§ TASK
From the listing below, select every line where the word "услуги" appears.
::::
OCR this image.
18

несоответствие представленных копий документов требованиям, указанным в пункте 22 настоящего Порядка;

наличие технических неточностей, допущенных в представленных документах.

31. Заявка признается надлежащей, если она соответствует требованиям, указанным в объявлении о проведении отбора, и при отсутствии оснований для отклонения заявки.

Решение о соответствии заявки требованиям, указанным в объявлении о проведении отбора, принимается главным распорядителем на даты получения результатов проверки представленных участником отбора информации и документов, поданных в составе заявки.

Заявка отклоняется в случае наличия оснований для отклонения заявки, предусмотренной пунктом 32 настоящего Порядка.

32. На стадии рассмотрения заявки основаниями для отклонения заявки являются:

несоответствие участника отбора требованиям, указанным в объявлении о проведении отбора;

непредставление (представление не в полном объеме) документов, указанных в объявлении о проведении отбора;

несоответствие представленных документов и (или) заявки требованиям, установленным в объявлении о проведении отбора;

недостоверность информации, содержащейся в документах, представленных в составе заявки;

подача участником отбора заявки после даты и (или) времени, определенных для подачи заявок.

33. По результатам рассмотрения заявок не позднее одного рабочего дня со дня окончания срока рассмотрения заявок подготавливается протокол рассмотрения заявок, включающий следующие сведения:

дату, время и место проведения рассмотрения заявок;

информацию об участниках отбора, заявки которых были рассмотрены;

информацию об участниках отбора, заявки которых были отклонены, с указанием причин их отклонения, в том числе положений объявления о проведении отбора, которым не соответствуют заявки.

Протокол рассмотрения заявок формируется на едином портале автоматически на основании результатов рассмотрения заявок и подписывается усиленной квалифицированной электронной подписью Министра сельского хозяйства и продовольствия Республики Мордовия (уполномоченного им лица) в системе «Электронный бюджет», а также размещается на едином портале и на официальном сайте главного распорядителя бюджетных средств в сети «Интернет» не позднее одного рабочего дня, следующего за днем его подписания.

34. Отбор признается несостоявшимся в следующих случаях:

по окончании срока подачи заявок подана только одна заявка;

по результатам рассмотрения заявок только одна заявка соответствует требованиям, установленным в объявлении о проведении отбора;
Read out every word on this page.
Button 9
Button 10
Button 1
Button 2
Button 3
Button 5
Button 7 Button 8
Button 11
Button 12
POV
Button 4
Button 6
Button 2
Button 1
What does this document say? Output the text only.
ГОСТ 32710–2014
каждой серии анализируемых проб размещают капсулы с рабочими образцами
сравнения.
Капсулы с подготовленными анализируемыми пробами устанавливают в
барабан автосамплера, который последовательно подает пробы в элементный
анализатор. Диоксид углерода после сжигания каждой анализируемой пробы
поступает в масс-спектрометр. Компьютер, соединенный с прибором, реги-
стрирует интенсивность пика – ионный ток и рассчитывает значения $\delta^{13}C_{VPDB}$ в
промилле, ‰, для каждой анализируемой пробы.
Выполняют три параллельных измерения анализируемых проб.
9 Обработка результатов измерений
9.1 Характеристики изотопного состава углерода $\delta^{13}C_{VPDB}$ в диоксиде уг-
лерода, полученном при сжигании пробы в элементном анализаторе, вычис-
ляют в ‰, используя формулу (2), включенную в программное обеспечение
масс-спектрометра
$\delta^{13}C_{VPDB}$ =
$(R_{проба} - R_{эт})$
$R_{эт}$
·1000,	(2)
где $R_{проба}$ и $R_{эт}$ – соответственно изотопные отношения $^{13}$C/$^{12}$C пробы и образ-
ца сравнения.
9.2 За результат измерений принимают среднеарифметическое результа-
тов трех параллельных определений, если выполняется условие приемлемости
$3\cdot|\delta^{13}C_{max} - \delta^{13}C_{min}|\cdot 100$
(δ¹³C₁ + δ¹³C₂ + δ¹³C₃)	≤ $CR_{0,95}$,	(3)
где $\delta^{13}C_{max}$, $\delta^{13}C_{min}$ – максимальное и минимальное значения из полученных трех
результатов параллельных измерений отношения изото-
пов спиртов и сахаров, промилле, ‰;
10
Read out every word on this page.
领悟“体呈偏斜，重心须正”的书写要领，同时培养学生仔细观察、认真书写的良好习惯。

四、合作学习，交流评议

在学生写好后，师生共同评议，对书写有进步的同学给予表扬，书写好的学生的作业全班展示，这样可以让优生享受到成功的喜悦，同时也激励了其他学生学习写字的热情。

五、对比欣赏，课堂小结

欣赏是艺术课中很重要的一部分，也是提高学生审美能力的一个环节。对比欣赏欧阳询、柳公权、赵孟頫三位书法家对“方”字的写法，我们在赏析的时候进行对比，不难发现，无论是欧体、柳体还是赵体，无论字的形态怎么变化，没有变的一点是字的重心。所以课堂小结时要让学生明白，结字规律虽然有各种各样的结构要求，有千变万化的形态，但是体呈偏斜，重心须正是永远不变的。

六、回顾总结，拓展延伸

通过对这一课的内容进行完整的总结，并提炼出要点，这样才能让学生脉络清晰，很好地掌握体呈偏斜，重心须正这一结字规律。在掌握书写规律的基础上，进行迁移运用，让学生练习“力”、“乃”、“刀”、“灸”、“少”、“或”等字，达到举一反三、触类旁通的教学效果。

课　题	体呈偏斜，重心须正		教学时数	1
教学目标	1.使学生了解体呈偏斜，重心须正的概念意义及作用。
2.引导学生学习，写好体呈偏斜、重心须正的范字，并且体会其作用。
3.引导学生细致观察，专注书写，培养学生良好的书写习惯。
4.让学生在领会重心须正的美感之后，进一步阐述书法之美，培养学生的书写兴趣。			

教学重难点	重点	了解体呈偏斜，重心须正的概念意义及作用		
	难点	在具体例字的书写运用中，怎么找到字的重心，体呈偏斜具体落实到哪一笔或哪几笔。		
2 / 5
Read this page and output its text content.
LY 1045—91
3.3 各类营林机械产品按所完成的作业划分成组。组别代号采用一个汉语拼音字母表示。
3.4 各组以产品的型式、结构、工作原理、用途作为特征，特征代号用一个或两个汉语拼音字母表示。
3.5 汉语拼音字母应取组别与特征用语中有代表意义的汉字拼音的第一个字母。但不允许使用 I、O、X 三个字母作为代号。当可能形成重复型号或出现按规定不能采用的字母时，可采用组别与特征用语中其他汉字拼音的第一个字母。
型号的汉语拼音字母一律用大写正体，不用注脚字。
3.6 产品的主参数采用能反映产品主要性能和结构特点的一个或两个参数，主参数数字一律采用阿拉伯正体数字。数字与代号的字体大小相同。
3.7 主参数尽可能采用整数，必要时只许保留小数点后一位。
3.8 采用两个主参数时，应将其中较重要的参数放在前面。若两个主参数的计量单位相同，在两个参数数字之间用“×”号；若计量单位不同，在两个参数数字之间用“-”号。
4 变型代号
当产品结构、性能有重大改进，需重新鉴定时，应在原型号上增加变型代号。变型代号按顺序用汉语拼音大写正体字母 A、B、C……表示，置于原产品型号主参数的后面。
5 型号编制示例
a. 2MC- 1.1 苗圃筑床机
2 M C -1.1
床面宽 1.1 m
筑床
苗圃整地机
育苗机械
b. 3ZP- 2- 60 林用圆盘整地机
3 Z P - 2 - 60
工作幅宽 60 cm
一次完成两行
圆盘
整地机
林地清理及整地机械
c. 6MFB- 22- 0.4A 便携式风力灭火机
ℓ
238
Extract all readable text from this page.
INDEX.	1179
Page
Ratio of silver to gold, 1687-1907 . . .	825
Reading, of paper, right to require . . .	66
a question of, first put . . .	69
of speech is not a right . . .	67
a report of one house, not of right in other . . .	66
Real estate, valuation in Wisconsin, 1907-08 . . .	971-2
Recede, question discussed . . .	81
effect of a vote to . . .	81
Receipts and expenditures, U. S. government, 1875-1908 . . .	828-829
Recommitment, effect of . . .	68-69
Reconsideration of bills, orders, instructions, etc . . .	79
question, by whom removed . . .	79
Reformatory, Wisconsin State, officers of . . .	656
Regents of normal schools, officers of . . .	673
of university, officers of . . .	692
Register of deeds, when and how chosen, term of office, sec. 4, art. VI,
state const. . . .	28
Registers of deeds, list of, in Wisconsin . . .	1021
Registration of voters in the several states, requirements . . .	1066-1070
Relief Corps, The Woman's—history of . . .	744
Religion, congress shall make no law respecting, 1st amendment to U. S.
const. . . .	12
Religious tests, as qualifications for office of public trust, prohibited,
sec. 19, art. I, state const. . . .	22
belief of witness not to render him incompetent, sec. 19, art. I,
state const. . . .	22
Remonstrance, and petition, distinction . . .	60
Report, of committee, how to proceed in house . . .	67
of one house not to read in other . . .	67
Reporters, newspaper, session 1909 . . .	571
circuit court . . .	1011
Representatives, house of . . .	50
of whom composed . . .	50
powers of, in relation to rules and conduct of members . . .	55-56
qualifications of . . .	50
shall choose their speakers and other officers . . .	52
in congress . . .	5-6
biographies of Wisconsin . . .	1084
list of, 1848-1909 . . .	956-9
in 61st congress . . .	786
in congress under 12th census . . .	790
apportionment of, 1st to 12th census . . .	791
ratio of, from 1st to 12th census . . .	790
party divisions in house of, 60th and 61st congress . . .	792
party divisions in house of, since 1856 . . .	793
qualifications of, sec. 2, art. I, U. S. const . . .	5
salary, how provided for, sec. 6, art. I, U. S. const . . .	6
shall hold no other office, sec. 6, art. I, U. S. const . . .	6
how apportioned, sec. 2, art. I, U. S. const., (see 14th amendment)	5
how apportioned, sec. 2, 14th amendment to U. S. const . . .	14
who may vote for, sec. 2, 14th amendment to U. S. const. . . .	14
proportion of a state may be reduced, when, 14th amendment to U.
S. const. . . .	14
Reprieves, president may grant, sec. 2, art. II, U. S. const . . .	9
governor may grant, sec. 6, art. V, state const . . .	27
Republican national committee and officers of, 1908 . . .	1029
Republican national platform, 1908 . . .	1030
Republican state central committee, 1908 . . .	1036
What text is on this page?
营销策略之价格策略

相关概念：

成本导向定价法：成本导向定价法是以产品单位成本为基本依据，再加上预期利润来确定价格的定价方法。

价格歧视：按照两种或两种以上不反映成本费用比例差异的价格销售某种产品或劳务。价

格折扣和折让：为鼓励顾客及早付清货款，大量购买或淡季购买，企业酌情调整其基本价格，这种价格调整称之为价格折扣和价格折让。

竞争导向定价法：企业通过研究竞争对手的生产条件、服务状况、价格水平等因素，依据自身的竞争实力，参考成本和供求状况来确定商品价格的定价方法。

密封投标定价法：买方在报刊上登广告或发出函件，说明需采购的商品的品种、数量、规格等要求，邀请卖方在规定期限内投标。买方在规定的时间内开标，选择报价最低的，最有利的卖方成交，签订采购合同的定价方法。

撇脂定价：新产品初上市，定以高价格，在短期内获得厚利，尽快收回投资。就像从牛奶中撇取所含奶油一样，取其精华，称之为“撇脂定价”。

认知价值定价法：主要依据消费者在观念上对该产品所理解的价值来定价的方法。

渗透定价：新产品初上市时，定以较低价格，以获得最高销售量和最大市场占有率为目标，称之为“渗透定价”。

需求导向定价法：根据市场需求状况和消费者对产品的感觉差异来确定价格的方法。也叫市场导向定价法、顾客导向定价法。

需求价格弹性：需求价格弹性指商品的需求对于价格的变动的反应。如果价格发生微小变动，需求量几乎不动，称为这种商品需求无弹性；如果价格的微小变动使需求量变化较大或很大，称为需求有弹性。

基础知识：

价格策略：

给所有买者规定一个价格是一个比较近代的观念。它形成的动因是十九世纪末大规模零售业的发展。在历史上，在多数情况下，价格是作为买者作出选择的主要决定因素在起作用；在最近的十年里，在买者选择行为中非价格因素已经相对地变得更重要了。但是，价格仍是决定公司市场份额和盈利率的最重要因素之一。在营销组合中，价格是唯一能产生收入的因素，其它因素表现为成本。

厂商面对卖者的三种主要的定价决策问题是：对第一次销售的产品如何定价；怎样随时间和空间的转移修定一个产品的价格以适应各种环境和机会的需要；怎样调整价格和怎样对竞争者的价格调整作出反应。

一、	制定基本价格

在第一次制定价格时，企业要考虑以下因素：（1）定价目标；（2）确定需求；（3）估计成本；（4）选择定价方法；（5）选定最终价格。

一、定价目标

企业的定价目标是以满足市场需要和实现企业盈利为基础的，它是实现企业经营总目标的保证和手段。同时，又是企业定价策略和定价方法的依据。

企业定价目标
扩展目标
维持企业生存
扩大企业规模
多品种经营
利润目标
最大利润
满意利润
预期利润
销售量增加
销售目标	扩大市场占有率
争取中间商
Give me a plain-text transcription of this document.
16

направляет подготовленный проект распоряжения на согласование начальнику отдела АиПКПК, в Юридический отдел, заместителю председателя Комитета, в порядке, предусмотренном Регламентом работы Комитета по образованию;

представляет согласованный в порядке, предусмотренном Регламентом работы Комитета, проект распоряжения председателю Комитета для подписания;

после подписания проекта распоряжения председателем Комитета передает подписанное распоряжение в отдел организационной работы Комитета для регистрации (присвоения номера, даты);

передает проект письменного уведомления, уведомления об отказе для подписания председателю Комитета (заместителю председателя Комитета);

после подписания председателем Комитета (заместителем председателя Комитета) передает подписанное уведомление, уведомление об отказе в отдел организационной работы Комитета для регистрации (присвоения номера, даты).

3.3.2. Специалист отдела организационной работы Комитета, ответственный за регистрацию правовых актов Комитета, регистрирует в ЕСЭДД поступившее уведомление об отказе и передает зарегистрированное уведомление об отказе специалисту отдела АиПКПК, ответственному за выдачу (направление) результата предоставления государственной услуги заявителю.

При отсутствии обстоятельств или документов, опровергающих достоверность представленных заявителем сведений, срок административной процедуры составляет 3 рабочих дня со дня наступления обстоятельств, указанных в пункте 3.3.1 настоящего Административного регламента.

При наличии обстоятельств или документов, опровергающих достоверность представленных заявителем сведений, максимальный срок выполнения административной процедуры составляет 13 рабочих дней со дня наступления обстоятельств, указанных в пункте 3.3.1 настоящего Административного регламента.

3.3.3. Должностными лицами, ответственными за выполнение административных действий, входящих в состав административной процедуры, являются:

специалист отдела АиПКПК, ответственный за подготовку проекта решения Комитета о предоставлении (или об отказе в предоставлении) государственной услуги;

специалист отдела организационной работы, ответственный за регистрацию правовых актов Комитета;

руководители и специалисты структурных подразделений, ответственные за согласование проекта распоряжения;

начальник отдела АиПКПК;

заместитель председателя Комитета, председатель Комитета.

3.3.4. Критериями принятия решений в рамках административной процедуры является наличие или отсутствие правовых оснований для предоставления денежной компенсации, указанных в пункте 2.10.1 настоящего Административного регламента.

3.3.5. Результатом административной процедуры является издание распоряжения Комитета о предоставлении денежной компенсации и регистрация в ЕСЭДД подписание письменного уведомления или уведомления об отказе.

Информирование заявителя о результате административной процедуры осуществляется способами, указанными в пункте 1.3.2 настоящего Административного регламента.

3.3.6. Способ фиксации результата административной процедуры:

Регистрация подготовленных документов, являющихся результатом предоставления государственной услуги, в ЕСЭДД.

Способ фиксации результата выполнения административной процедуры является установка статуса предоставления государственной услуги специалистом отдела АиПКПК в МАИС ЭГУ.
::::
§ SOLUTION
3.3.2. Специалист отдела организационной работы Комитета, ответственный за регистрацию правовых актов Комитета, регистрирует в ЕСЭДД поступившее уведомление об отказе и передает зарегистрированное уведомление об отказе специалисту отдела АиПКПК, ответственному за выдачу (направление) результата предоставления государственной услуги заявителю.
специалист отдела АиПКПК, ответственный за подготовку проекта решения Комитета о предоставлении (или об отказе в предоставлении) государственной услуги;
Регистрация подготовленных документов, являющихся результатом предоставления государственной услуги, в ЕСЭДД.
Способ фиксации результата выполнения административной процедуры является установка статуса предоставления государственной услуги специалистом отдела АиПКПК в МАИС ЭГУ.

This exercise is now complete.